• Collection entries:
================================

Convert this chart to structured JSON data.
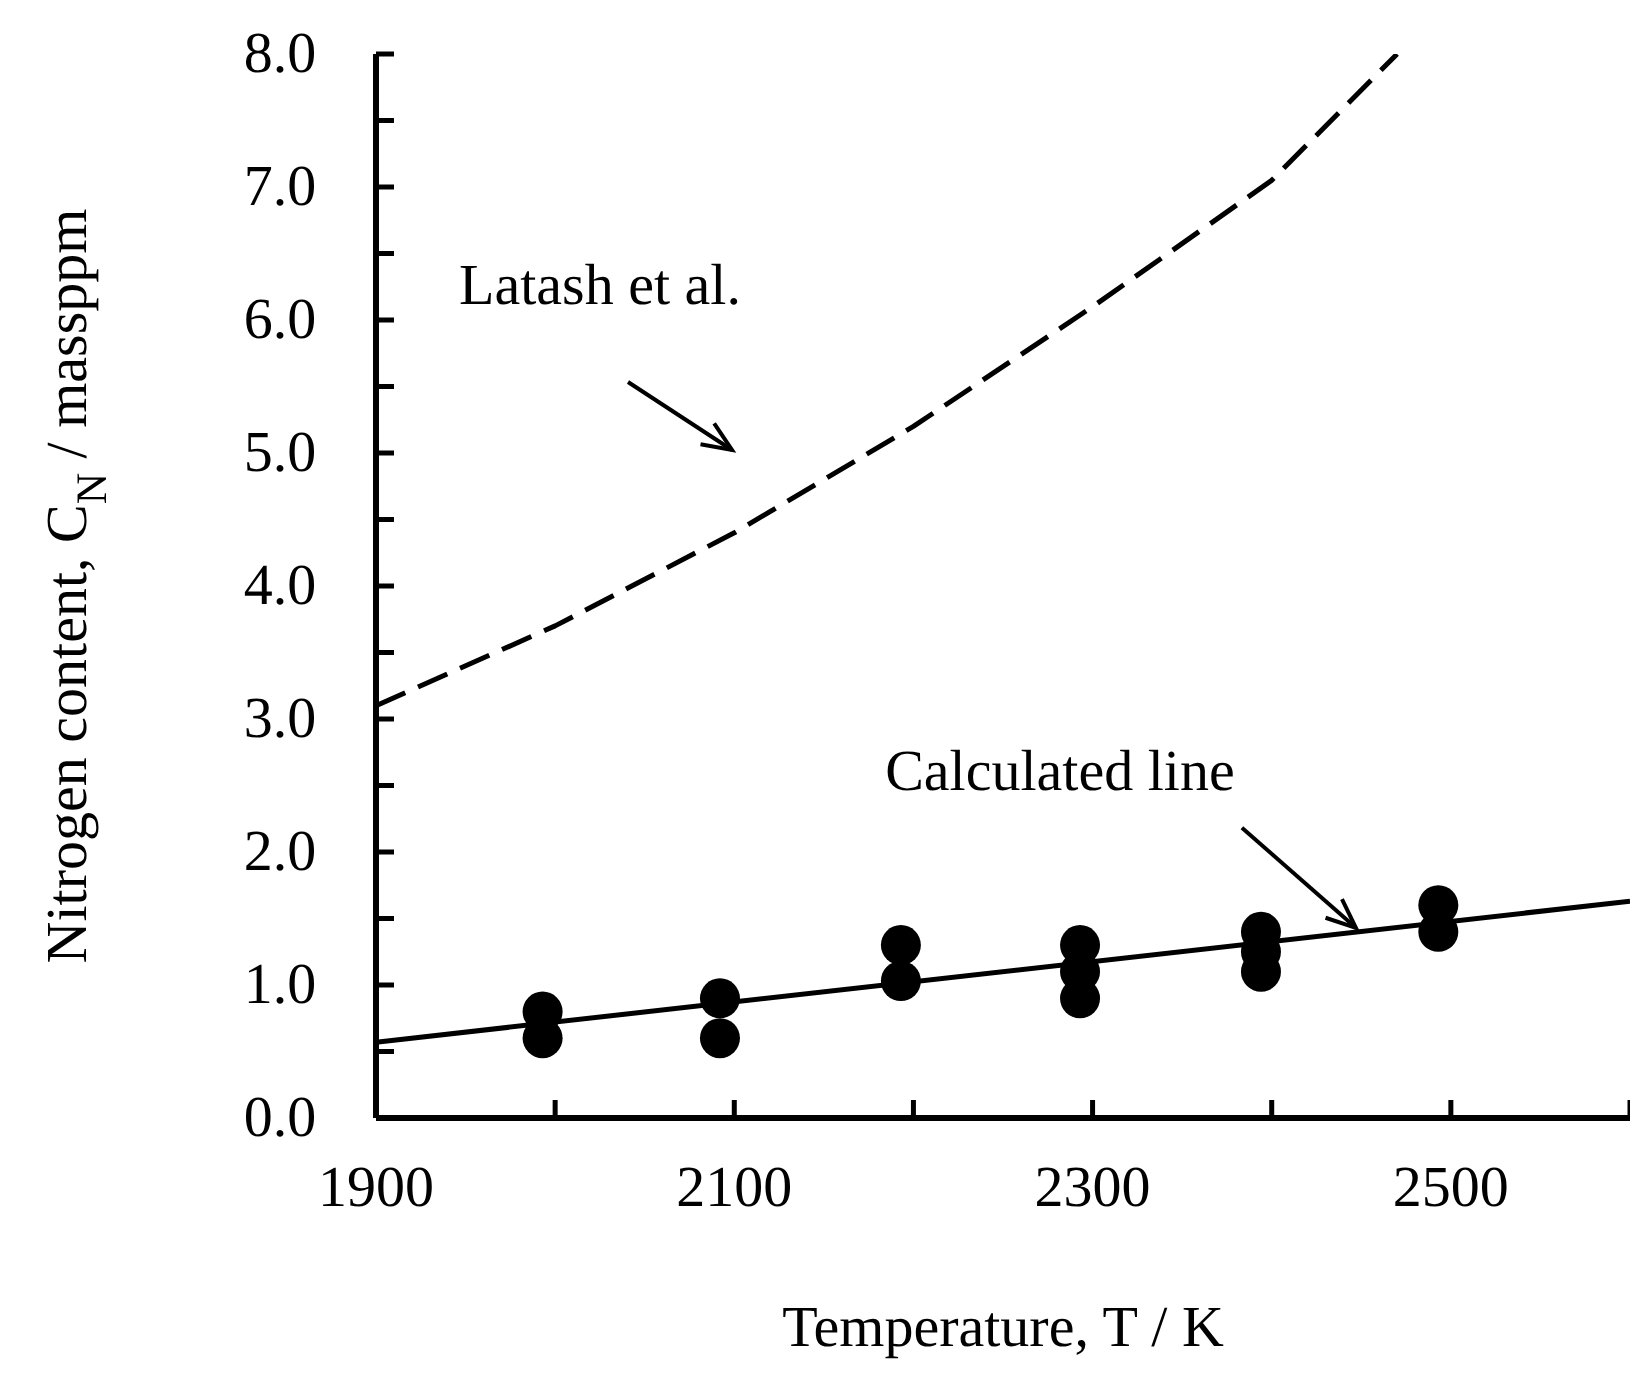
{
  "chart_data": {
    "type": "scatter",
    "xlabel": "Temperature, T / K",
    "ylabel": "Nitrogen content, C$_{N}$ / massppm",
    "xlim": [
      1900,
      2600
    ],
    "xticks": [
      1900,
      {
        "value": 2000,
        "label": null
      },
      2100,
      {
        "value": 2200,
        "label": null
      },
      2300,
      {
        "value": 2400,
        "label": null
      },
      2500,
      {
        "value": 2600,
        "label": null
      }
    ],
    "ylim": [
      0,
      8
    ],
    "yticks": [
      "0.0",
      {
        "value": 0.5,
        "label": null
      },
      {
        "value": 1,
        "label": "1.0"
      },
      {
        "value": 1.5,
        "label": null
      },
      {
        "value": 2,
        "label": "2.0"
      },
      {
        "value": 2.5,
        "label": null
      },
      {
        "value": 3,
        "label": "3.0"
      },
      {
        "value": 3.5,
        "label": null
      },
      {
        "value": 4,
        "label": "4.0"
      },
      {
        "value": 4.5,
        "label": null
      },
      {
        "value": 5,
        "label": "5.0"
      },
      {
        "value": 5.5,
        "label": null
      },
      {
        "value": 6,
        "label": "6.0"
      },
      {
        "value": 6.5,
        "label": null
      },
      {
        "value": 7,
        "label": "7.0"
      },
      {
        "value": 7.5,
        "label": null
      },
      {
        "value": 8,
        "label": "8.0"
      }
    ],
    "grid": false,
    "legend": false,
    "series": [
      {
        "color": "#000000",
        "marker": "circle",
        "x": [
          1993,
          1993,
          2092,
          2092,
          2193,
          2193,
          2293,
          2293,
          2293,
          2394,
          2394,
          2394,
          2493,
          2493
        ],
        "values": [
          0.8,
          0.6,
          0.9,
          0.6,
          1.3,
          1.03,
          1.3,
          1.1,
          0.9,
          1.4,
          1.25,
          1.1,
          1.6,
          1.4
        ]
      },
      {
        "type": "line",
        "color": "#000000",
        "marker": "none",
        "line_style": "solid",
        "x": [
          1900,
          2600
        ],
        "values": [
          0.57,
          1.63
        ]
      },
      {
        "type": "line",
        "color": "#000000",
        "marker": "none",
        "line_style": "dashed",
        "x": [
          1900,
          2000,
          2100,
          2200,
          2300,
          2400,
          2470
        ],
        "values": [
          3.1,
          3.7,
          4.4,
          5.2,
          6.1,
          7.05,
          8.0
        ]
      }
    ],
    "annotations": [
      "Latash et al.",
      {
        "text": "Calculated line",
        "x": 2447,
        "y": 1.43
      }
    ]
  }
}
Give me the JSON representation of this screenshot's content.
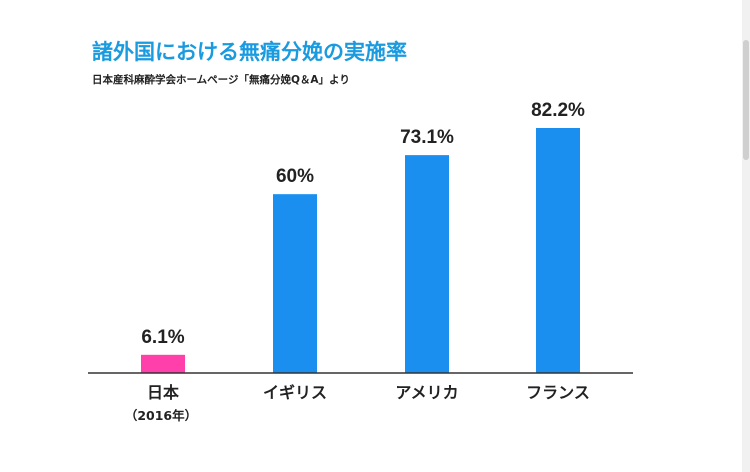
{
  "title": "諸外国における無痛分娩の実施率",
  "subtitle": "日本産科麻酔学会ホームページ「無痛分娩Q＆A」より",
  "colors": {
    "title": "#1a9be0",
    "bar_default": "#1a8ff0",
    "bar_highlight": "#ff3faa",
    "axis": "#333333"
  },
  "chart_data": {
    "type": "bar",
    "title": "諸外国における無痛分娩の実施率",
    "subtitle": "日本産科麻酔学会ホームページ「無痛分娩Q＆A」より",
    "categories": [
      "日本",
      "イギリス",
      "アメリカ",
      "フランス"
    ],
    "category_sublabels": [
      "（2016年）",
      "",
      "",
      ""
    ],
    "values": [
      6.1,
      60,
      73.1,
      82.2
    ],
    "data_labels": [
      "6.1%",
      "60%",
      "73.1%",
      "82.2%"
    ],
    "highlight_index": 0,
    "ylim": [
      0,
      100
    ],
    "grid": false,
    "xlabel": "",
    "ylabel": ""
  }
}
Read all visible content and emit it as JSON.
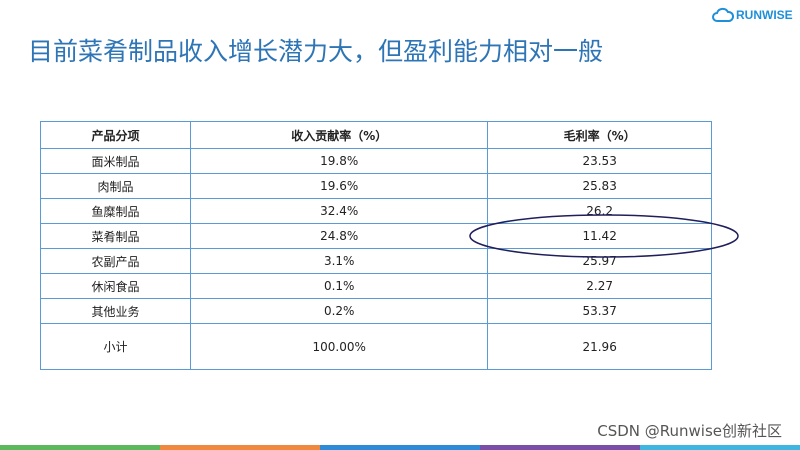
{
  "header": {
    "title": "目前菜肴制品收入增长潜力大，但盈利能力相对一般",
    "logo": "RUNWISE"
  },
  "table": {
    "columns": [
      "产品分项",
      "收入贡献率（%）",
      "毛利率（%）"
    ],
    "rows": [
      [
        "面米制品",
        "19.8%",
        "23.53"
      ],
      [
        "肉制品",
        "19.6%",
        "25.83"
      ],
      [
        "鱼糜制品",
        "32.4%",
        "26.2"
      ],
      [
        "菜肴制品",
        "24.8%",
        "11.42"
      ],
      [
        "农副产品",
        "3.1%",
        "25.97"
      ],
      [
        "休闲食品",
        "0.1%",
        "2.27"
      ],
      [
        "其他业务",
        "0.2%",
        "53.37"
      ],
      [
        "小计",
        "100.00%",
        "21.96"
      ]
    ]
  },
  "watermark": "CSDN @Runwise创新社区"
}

================================

• Problem requirements:
Write out again the lines from the one with "Give me the" through the end of the records exactly, without any of the pictures.

• Solved exercise:
Give me the JSON representation of this screenshot's content.
{
  "title": "諸外国における無痛分娩の実施率",
  "subtitle": "日本産科麻酔学会ホームページ「無痛分娩Q＆A」より",
  "colors": {
    "title": "#1a9be0",
    "bar_default": "#1a8ff0",
    "bar_highlight": "#ff3faa",
    "axis": "#333333"
  },
  "chart_data": {
    "type": "bar",
    "title": "諸外国における無痛分娩の実施率",
    "subtitle": "日本産科麻酔学会ホームページ「無痛分娩Q＆A」より",
    "categories": [
      "日本",
      "イギリス",
      "アメリカ",
      "フランス"
    ],
    "category_sublabels": [
      "（2016年）",
      "",
      "",
      ""
    ],
    "values": [
      6.1,
      60,
      73.1,
      82.2
    ],
    "data_labels": [
      "6.1%",
      "60%",
      "73.1%",
      "82.2%"
    ],
    "highlight_index": 0,
    "ylim": [
      0,
      100
    ],
    "grid": false,
    "xlabel": "",
    "ylabel": ""
  }
}
Read all visible content and emit it as JSON.
{
  "header": {
    "title": "目前菜肴制品收入增长潜力大，但盈利能力相对一般",
    "logo": "RUNWISE"
  },
  "table": {
    "columns": [
      "产品分项",
      "收入贡献率（%）",
      "毛利率（%）"
    ],
    "rows": [
      [
        "面米制品",
        "19.8%",
        "23.53"
      ],
      [
        "肉制品",
        "19.6%",
        "25.83"
      ],
      [
        "鱼糜制品",
        "32.4%",
        "26.2"
      ],
      [
        "菜肴制品",
        "24.8%",
        "11.42"
      ],
      [
        "农副产品",
        "3.1%",
        "25.97"
      ],
      [
        "休闲食品",
        "0.1%",
        "2.27"
      ],
      [
        "其他业务",
        "0.2%",
        "53.37"
      ],
      [
        "小计",
        "100.00%",
        "21.96"
      ]
    ]
  },
  "watermark": "CSDN @Runwise创新社区"
}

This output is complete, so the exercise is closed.